■ **Your tasks**
1: Answer these questions from the job-ladder article:
(a) At which company's plant in Marietta did Harry L. Hudson work as a "structures assembler"?
(b) In what field did Lee Gaylor earn his degree from Southern University?
(c) How many service representatives did Louis Francois oversee after being made a supervisor?
2: Reproduce the job-ladder article starting with "Today 117 of" and going on through "when to non-whites.", substituting "determined" for "strenuous".

■ **Reading passage**

===

While headlines shout of racial tension, this story of accomplishment in providing expanded opportunities for Negroes will give heart to all

NEGROES ARE MOVING
UP THE JOB LADDER

Throughout the country--and most dramatically in the South--employment barriers against Negroes are coming down.  The "white-only" rule has been discarded in surprising places.  It is no longer unheard-of in Atlanta, Greensboro, new Orleans and Tulsa to find Negro engineers, mathematicians and draftsmen working side by side with white colleagues.  In a dozen major southern cities Negroes are employed as clerks in department and variety stores.  In many southern factories the whole gamut of production and office jobs has been thrown open.

At the Western Electric factory in Winston-Salem, N.C., Negro women serve as secretaries to department heads.  At Lockheed Aircraft in Marietta, Ga., Negro supervisors direct mixed crews of white and Negro workmen on the production line.  At International harvester in Memphis, Tenn., over 20 percent of the 2500 men are Negroes, the majority of them in semi-skilled and skilled jobs customarily held by whites only.

Such enlarged job opportunities have transformed the lives of Negroes who in the past could only nurse thwarted ambitions.  Harry L. Hudson, a 38-year-old Atlantan and a college graduate, for example, might still be running the gas station that he and his father owned in the early 1950's.  Instead, in 1952, Hudson went to work as a "structures assembler" at the mammoth Lockheed Aircraft plant in Marietta.  In 1953 he was put in charge of an all-Negro crew (Lockheed had not yet integrated its work force).  In 1958 he was assigned his first integrated crew.  In September 1961--by which time he was earning $154 a week--he was promoted to buyer, the first Negro in that job at Lockheed, and with the promotion came a sizable raise.  Hudson's goal is eventually to move on to corporate headquarters.  To achieve his ambition, he says, "I've made a habit of going to school to increase my skills at least 22 weeks a year since I've been there."

Or take Lee Gaylor, born 30 years ago in Natchez, Miss.  As a youngster he was influenced by something Abraham Lincoln once said:  "I shall study and make ready and perhaps the opportunity will come."  In 1960 he was graduated from Southern University with a degree in electrical engineering.  Hired as a draftsman by The Boeing Co. in Seattle, he studied nights at the University of Washington.  In 1962 he was made senior facilities engineer at $157.20 a week and transferred to Boeing's operation at the NASA Michoud space flight facility near New Orleans.

New horizons have also opened to Negro women.  Louis Francois moved from Cairo, Ill., to Chicago some years ago and took courses in interior decorating and modeling.  The only job she found open, however, was that of working in a store at $38 a week.  Then she applied at the Illinois Bell Telephone Co. (Bell has hired Negro operators since 1947) and in the fall of 1955 became a "junior operator."  In August 1960 she was advanced to "service representative," handling customer queries and complaints--the only Negro in the department.  Last year she was made a supervisor, over-seeing the work of seven service representatives--all white.  Now 30, she can go as high as $665 a month in her present post.

Today 117 of the nation's leading companies, employing over six million workers, have pledged themselves to the Plans for Progress program of The President's Committee on Equal Employment Opportunity to make strenuous efforts to recruit, train and upgrade minority group employees.  Reports from 75 of the pledged companies, covering the last six months of 1962, showed that "non-white" employment had increased 8.9 percent--from 127,015 to 138,289--and that 24.7 percent of all new jobs when to non-whites.

===

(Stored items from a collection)
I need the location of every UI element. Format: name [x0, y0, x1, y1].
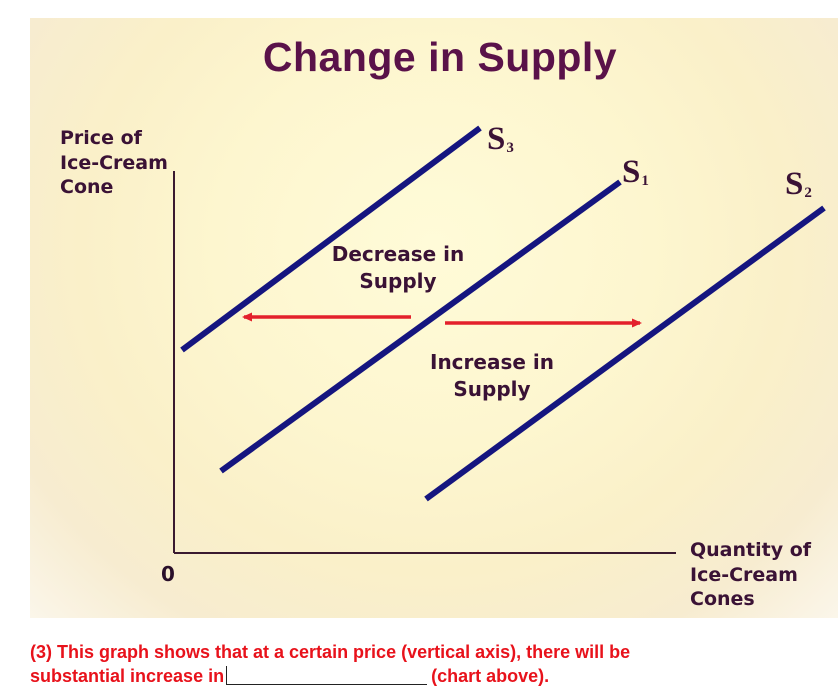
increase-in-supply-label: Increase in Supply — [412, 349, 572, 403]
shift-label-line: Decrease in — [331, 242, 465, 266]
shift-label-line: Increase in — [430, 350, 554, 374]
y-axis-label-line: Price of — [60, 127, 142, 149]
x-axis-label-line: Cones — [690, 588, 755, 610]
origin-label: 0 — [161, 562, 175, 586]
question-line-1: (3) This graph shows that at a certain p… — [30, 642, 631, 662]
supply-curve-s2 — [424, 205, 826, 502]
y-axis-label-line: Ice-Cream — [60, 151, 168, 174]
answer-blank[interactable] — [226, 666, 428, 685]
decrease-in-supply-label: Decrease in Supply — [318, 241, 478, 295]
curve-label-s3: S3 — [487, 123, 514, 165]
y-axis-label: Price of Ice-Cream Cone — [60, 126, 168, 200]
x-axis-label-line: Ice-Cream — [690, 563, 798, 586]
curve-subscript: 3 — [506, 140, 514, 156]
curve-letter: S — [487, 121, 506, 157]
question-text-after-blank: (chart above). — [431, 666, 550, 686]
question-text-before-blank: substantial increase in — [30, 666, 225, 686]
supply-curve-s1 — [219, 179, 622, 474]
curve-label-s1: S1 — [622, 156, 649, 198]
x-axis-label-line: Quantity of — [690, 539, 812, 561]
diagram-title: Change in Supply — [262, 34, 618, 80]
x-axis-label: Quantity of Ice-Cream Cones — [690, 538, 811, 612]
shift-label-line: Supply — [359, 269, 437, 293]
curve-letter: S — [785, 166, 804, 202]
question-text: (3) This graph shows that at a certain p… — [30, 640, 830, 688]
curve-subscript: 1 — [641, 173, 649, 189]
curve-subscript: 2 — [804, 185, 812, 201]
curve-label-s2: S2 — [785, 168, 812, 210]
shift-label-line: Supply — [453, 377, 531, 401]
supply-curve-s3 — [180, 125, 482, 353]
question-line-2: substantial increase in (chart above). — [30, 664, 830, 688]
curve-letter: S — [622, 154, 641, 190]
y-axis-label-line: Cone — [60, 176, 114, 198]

===

■ **Solutions in order**
1:
(a) Lockheed Aircraft
(b) Electrical engineering
(c) Seven

2:
Today 117 of the nation's leading companies, employing over six million workers, have pledged themselves to the Plans for Progress program of The President's Committee on Equal Employment Opportunity to make determined efforts to recruit, train and upgrade minority group employees.  Reports from 75 of the pledged companies, covering the last six months of 1962, showed that "non-white" employment had increased 8.9 percent--from 127,015 to 138,289--and that 24.7 percent of all new jobs when to non-whites.